==== DATA EXCERPTS

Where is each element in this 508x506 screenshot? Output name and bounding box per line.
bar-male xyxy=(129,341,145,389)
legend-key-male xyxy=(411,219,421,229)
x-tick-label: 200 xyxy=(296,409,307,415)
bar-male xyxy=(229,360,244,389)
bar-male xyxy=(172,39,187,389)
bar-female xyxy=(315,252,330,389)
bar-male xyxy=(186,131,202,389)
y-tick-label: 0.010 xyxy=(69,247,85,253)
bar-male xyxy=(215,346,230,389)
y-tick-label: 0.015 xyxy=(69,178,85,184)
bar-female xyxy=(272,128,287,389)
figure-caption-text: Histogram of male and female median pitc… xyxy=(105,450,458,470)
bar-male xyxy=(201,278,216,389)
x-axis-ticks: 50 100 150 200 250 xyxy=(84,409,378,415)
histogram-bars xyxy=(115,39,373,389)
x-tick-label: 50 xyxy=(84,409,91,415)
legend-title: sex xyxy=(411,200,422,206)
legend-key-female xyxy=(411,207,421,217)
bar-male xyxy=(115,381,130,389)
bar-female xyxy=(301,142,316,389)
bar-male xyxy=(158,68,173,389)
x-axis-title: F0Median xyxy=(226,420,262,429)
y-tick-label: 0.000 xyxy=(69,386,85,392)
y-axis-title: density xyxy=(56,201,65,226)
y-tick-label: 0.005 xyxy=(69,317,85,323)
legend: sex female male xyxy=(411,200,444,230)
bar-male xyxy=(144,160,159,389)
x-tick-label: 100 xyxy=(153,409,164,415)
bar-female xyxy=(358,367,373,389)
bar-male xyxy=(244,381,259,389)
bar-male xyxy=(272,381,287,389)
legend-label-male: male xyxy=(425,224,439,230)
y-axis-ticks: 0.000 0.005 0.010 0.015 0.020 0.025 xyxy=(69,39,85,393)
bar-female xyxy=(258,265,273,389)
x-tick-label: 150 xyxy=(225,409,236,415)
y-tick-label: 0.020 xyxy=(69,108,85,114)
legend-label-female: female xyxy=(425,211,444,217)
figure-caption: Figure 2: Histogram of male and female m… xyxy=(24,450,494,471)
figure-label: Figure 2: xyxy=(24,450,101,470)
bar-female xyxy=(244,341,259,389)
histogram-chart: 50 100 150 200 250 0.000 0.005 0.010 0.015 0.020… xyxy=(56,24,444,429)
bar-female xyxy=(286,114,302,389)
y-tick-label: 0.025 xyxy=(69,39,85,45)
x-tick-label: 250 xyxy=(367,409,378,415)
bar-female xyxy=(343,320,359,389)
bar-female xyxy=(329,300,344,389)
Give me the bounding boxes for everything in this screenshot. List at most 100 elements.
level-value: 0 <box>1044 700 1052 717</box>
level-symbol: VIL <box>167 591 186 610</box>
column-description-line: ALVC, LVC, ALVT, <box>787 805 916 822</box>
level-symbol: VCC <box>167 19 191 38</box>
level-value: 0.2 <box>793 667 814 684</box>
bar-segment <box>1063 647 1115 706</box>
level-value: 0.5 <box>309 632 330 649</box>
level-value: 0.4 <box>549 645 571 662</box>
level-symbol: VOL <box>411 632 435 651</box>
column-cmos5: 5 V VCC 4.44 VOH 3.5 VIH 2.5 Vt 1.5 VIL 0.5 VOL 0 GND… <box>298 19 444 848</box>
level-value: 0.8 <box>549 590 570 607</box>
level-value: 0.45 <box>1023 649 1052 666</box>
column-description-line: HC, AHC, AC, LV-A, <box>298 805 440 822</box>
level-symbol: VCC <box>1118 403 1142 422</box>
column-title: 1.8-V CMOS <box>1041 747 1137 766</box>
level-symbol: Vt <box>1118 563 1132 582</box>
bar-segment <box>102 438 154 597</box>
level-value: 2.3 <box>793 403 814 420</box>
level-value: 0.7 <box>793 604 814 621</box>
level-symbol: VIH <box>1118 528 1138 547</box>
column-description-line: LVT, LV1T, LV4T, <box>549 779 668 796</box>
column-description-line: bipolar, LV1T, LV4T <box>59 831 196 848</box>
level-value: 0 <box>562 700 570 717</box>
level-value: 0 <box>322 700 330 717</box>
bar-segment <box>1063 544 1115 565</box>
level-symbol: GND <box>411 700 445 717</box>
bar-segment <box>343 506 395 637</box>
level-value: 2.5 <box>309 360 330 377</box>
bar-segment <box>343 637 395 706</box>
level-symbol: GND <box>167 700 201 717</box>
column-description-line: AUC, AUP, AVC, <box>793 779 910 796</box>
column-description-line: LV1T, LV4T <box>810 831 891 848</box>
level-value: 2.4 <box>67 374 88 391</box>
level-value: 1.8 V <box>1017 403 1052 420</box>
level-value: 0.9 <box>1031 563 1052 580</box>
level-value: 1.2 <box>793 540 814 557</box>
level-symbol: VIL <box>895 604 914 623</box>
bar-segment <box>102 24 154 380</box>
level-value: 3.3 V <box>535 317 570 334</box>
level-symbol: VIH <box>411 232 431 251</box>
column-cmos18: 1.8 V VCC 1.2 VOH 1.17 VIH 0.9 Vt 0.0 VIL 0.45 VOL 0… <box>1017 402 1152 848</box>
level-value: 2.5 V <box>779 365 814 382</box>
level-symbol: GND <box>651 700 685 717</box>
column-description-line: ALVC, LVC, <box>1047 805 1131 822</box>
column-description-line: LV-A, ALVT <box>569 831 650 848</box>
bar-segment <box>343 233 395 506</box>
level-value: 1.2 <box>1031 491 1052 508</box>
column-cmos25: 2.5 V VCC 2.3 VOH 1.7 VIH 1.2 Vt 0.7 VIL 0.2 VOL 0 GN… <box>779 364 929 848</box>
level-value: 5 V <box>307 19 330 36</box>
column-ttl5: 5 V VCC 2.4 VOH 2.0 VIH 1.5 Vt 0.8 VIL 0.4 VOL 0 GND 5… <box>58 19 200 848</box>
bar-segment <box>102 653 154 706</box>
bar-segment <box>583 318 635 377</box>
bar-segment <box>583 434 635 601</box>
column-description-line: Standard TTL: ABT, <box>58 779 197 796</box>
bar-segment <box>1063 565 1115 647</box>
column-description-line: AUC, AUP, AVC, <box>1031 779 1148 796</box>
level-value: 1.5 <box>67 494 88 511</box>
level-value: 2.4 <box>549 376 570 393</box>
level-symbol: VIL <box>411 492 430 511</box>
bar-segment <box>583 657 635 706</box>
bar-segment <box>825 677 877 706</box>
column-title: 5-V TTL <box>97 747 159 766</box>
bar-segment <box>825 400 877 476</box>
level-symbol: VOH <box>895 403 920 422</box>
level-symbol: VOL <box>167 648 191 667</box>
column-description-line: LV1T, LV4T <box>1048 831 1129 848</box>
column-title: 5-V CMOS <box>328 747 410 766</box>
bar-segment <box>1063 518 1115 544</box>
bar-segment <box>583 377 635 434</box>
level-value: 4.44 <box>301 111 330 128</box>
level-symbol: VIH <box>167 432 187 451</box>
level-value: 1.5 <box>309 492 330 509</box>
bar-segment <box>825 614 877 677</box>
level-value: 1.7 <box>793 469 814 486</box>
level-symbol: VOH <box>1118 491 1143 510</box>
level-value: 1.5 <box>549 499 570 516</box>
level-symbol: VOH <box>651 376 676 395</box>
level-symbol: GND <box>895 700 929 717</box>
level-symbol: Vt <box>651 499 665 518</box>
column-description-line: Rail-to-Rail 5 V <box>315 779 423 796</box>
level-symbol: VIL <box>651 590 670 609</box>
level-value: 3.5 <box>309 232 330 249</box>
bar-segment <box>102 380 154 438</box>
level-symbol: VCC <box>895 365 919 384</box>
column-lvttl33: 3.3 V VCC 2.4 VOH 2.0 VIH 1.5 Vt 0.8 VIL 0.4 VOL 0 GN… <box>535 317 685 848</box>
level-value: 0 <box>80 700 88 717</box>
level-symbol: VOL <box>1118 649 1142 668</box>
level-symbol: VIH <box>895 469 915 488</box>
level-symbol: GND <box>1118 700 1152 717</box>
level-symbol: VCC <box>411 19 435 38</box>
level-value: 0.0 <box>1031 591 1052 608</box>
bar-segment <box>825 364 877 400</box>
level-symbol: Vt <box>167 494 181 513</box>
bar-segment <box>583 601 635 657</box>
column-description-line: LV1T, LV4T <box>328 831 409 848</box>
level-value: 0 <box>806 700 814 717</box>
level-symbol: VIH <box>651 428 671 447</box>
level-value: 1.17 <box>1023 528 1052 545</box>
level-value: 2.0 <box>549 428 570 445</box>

========

OBJECTIVE:
Reproduce the entries from the very first line through the line that contains "column-description-line: ALVC, LVC, ALVT, <box>787", including both of those lines, without changing a single character.

OUTPUT FOR THIS TASK:
Where is each element in this 508x506 screenshot? Output name and bounding box per line.
bar-male xyxy=(129,341,145,389)
legend-key-male xyxy=(411,219,421,229)
x-tick-label: 200 xyxy=(296,409,307,415)
bar-male xyxy=(229,360,244,389)
bar-male xyxy=(172,39,187,389)
bar-female xyxy=(315,252,330,389)
bar-male xyxy=(186,131,202,389)
y-tick-label: 0.010 xyxy=(69,247,85,253)
bar-male xyxy=(215,346,230,389)
y-tick-label: 0.015 xyxy=(69,178,85,184)
bar-female xyxy=(272,128,287,389)
figure-caption-text: Histogram of male and female median pitc… xyxy=(105,450,458,470)
bar-male xyxy=(201,278,216,389)
x-axis-ticks: 50 100 150 200 250 xyxy=(84,409,378,415)
histogram-bars xyxy=(115,39,373,389)
x-tick-label: 50 xyxy=(84,409,91,415)
legend-title: sex xyxy=(411,200,422,206)
legend-key-female xyxy=(411,207,421,217)
bar-male xyxy=(115,381,130,389)
bar-female xyxy=(301,142,316,389)
bar-male xyxy=(158,68,173,389)
x-axis-title: F0Median xyxy=(226,420,262,429)
y-tick-label: 0.000 xyxy=(69,386,85,392)
y-axis-title: density xyxy=(56,201,65,226)
y-tick-label: 0.005 xyxy=(69,317,85,323)
legend: sex female male xyxy=(411,200,444,230)
bar-male xyxy=(144,160,159,389)
x-tick-label: 100 xyxy=(153,409,164,415)
bar-female xyxy=(358,367,373,389)
bar-male xyxy=(244,381,259,389)
bar-male xyxy=(272,381,287,389)
legend-label-male: male xyxy=(425,224,439,230)
y-axis-ticks: 0.000 0.005 0.010 0.015 0.020 0.025 xyxy=(69,39,85,393)
bar-female xyxy=(258,265,273,389)
x-tick-label: 150 xyxy=(225,409,236,415)
y-tick-label: 0.020 xyxy=(69,108,85,114)
legend-label-female: female xyxy=(425,211,444,217)
figure-caption: Figure 2: Histogram of male and female m… xyxy=(24,450,494,471)
figure-label: Figure 2: xyxy=(24,450,101,470)
bar-female xyxy=(244,341,259,389)
histogram-chart: 50 100 150 200 250 0.000 0.005 0.010 0.015 0.020… xyxy=(56,24,444,429)
bar-female xyxy=(286,114,302,389)
y-tick-label: 0.025 xyxy=(69,39,85,45)
x-tick-label: 250 xyxy=(367,409,378,415)
bar-female xyxy=(343,320,359,389)
bar-female xyxy=(329,300,344,389)
Give me the bounding boxes for everything in this screenshot. List at most 100 elements.
level-value: 0 <box>1044 700 1052 717</box>
level-symbol: VIL <box>167 591 186 610</box>
column-description-line: ALVC, LVC, ALVT, <box>787 805 916 822</box>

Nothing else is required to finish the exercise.